= Task to carry out =
Reproduce all the entries exactly.

··· Stored data ···

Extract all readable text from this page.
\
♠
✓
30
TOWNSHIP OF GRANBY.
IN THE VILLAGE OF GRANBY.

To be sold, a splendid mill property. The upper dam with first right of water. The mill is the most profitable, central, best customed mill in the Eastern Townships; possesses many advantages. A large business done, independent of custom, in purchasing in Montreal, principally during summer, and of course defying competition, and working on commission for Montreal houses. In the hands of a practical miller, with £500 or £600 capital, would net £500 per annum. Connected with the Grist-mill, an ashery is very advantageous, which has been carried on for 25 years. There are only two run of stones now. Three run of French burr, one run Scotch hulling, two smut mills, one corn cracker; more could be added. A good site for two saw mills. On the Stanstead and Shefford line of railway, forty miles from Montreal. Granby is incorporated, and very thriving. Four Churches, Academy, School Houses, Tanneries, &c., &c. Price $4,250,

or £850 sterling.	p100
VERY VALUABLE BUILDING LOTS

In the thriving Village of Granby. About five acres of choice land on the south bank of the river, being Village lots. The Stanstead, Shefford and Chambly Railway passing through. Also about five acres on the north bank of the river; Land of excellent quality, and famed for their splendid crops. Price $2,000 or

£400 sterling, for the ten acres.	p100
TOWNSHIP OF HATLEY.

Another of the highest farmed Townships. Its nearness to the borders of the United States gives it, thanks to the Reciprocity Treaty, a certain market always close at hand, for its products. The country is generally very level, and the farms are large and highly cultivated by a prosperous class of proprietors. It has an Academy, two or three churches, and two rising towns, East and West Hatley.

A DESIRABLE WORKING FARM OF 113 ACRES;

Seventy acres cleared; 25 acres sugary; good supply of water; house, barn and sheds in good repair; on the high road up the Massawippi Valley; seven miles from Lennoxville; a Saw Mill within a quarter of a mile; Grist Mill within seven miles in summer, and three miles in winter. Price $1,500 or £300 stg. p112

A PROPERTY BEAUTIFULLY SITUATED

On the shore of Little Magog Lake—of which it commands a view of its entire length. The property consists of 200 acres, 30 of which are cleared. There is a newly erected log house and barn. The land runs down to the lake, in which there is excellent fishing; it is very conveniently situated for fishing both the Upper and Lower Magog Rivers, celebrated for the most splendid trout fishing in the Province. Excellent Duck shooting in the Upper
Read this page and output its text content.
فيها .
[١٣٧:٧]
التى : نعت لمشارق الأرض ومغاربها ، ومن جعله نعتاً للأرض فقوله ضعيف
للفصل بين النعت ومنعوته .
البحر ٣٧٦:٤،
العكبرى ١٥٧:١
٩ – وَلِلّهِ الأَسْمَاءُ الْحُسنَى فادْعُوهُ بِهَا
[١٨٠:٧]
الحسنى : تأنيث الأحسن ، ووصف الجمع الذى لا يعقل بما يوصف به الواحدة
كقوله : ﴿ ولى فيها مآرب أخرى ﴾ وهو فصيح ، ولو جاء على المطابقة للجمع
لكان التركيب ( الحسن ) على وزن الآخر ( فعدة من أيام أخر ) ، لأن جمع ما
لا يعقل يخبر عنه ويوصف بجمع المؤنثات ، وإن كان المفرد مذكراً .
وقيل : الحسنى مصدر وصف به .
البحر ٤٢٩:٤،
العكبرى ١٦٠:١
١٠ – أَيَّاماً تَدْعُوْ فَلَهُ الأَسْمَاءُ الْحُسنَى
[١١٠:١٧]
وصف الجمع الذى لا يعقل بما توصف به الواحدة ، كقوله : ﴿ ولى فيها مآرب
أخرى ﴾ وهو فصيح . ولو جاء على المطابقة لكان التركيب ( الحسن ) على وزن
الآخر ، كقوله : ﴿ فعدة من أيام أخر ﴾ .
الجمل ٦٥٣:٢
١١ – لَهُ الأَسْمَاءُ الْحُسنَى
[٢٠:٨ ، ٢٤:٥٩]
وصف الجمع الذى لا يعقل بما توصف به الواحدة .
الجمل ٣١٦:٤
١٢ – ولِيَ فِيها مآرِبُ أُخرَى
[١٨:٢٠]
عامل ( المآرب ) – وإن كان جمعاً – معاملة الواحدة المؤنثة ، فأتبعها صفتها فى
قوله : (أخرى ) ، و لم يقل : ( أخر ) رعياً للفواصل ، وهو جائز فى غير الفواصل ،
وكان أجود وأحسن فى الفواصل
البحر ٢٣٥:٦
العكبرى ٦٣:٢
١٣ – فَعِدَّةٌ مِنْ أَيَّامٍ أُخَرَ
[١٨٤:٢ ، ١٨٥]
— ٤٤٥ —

···

= Task response =
Extract all readable text from this page.
\
♠
✓
30
TOWNSHIP OF GRANBY.
IN THE VILLAGE OF GRANBY.

To be sold, a splendid mill property. The upper dam with first right of water. The mill is the most profitable, central, best customed mill in the Eastern Townships; possesses many advantages. A large business done, independent of custom, in purchasing in Montreal, principally during summer, and of course defying competition, and working on commission for Montreal houses. In the hands of a practical miller, with £500 or £600 capital, would net £500 per annum. Connected with the Grist-mill, an ashery is very advantageous, which has been carried on for 25 years. There are only two run of stones now. Three run of French burr, one run Scotch hulling, two smut mills, one corn cracker; more could be added. A good site for two saw mills. On the Stanstead and Shefford line of railway, forty miles from Montreal. Granby is incorporated, and very thriving. Four Churches, Academy, School Houses, Tanneries, &c., &c. Price $4,250,

or £850 sterling.	p100
VERY VALUABLE BUILDING LOTS

In the thriving Village of Granby. About five acres of choice land on the south bank of the river, being Village lots. The Stanstead, Shefford and Chambly Railway passing through. Also about five acres on the north bank of the river; Land of excellent quality, and famed for their splendid crops. Price $2,000 or

£400 sterling, for the ten acres.	p100
TOWNSHIP OF HATLEY.

Another of the highest farmed Townships. Its nearness to the borders of the United States gives it, thanks to the Reciprocity Treaty, a certain market always close at hand, for its products. The country is generally very level, and the farms are large and highly cultivated by a prosperous class of proprietors. It has an Academy, two or three churches, and two rising towns, East and West Hatley.

A DESIRABLE WORKING FARM OF 113 ACRES;

Seventy acres cleared; 25 acres sugary; good supply of water; house, barn and sheds in good repair; on the high road up the Massawippi Valley; seven miles from Lennoxville; a Saw Mill within a quarter of a mile; Grist Mill within seven miles in summer, and three miles in winter. Price $1,500 or £300 stg. p112

A PROPERTY BEAUTIFULLY SITUATED

On the shore of Little Magog Lake—of which it commands a view of its entire length. The property consists of 200 acres, 30 of which are cleared. There is a newly erected log house and barn. The land runs down to the lake, in which there is excellent fishing; it is very conveniently situated for fishing both the Upper and Lower Magog Rivers, celebrated for the most splendid trout fishing in the Province. Excellent Duck shooting in the Upper
Read this page and output its text content.
فيها .
[١٣٧:٧]
التى : نعت لمشارق الأرض ومغاربها ، ومن جعله نعتاً للأرض فقوله ضعيف
للفصل بين النعت ومنعوته .
البحر ٣٧٦:٤،
العكبرى ١٥٧:١
٩ – وَلِلّهِ الأَسْمَاءُ الْحُسنَى فادْعُوهُ بِهَا
[١٨٠:٧]
الحسنى : تأنيث الأحسن ، ووصف الجمع الذى لا يعقل بما يوصف به الواحدة
كقوله : ﴿ ولى فيها مآرب أخرى ﴾ وهو فصيح ، ولو جاء على المطابقة للجمع
لكان التركيب ( الحسن ) على وزن الآخر ( فعدة من أيام أخر ) ، لأن جمع ما
لا يعقل يخبر عنه ويوصف بجمع المؤنثات ، وإن كان المفرد مذكراً .
وقيل : الحسنى مصدر وصف به .
البحر ٤٢٩:٤،
العكبرى ١٦٠:١
١٠ – أَيَّاماً تَدْعُوْ فَلَهُ الأَسْمَاءُ الْحُسنَى
[١١٠:١٧]
وصف الجمع الذى لا يعقل بما توصف به الواحدة ، كقوله : ﴿ ولى فيها مآرب
أخرى ﴾ وهو فصيح . ولو جاء على المطابقة لكان التركيب ( الحسن ) على وزن
الآخر ، كقوله : ﴿ فعدة من أيام أخر ﴾ .
الجمل ٦٥٣:٢
١١ – لَهُ الأَسْمَاءُ الْحُسنَى
[٢٠:٨ ، ٢٤:٥٩]
وصف الجمع الذى لا يعقل بما توصف به الواحدة .
الجمل ٣١٦:٤
١٢ – ولِيَ فِيها مآرِبُ أُخرَى
[١٨:٢٠]
عامل ( المآرب ) – وإن كان جمعاً – معاملة الواحدة المؤنثة ، فأتبعها صفتها فى
قوله : (أخرى ) ، و لم يقل : ( أخر ) رعياً للفواصل ، وهو جائز فى غير الفواصل ،
وكان أجود وأحسن فى الفواصل
البحر ٢٣٥:٦
العكبرى ٦٣:٢
١٣ – فَعِدَّةٌ مِنْ أَيَّامٍ أُخَرَ
[١٨٤:٢ ، ١٨٥]
— ٤٤٥ —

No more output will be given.